STATED PROBLEM |
Skip the pictures and extract all of the lines exactly as written.

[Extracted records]

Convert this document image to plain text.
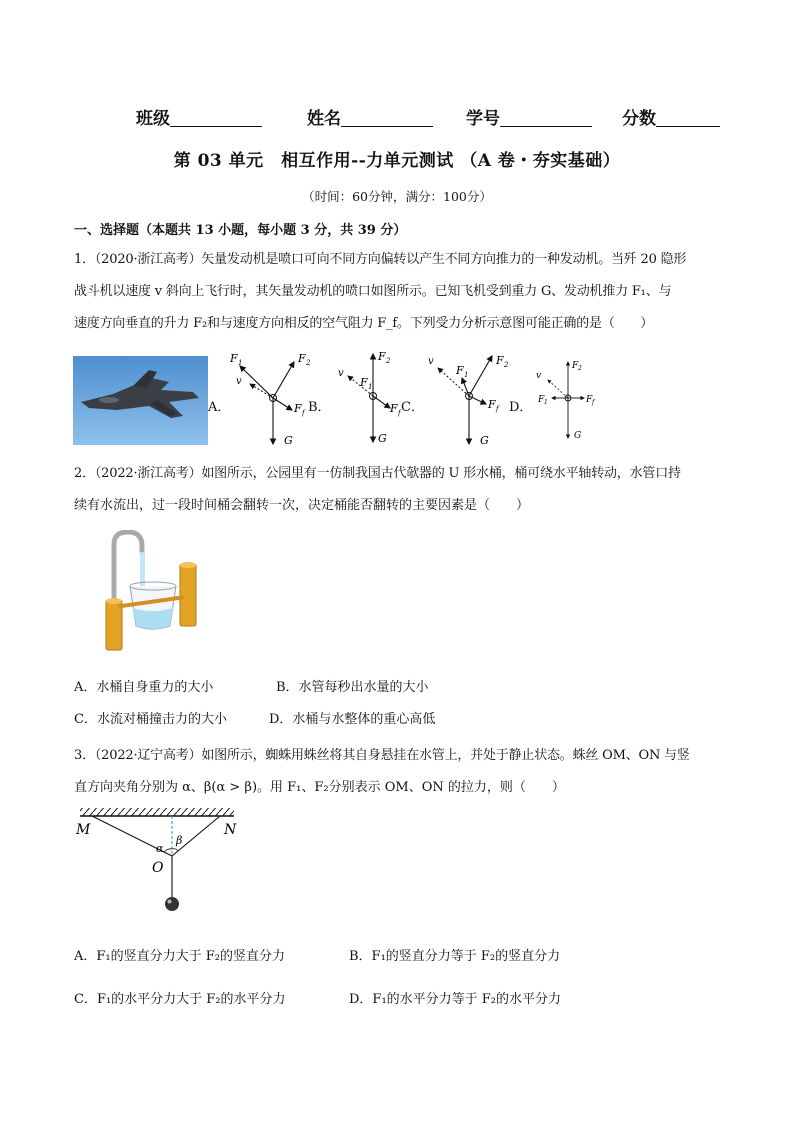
班级	姓名	学号	分数
第 03 单元　相互作用--力单元测试 （A 卷・夯实基础）
（时间：60分钟，满分：100分）
一、选择题（本题共 13 小题，每小题 3 分，共 39 分）
1．（2020·浙江高考）矢量发动机是喷口可向不同方向偏转以产生不同方向推力的一种发动机。当歼 20 隐形
战斗机以速度 v 斜向上飞行时，其矢量发动机的喷口如图所示。已知飞机受到重力 G、发动机推力 F₁、与
速度方向垂直的升力 F₂和与速度方向相反的空气阻力 F_f。下列受力分析示意图可能正确的是（　　）
A．	B．	C．	D．
F 1	F 2
v
F f
G
F 2
F 1
v
F f
G
v
F 1
F 2
F f
G
v
F 2
F 1	F f
G
2．（2022·浙江高考）如图所示，公园里有一仿制我国古代欹器的 U 形水桶，桶可绕水平轴转动，水管口持
续有水流出，过一段时间桶会翻转一次，决定桶能否翻转的主要因素是（　　）
A．水桶自身重力的大小	B．水管每秒出水量的大小
C．水流对桶撞击力的大小	D．水桶与水整体的重心高低
3．（2022·辽宁高考）如图所示，蜘蛛用蛛丝将其自身悬挂在水管上，并处于静止状态。蛛丝 OM、ON 与竖
直方向夹角分别为 α、β(α > β)。用 F₁、F₂分别表示 OM、ON 的拉力，则（　　）
M	N
O
α
β
A．F₁的竖直分力大于 F₂的竖直分力	B．F₁的竖直分力等于 F₂的竖直分力
C．F₁的水平分力大于 F₂的水平分力	D．F₁的水平分力等于 F₂的水平分力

RESPONSE |
Convert this document image to plain text.
班级	姓名	学号	分数
第 03 单元　相互作用--力单元测试 （A 卷・夯实基础）
（时间：60分钟，满分：100分）
一、选择题（本题共 13 小题，每小题 3 分，共 39 分）
1．（2020·浙江高考）矢量发动机是喷口可向不同方向偏转以产生不同方向推力的一种发动机。当歼 20 隐形
战斗机以速度 v 斜向上飞行时，其矢量发动机的喷口如图所示。已知飞机受到重力 G、发动机推力 F₁、与
速度方向垂直的升力 F₂和与速度方向相反的空气阻力 F_f。下列受力分析示意图可能正确的是（　　）
A．	B．	C．	D．
F 1	F 2
v
F f
G
F 2
F 1
v
F f
G
v
F 1
F 2
F f
G
v
F 2
F 1	F f
G
2．（2022·浙江高考）如图所示，公园里有一仿制我国古代欹器的 U 形水桶，桶可绕水平轴转动，水管口持
续有水流出，过一段时间桶会翻转一次，决定桶能否翻转的主要因素是（　　）
A．水桶自身重力的大小	B．水管每秒出水量的大小
C．水流对桶撞击力的大小	D．水桶与水整体的重心高低
3．（2022·辽宁高考）如图所示，蜘蛛用蛛丝将其自身悬挂在水管上，并处于静止状态。蛛丝 OM、ON 与竖
直方向夹角分别为 α、β(α > β)。用 F₁、F₂分别表示 OM、ON 的拉力，则（　　）
M	N
O
α
β
A．F₁的竖直分力大于 F₂的竖直分力	B．F₁的竖直分力等于 F₂的竖直分力
C．F₁的水平分力大于 F₂的水平分力	D．F₁的水平分力等于 F₂的水平分力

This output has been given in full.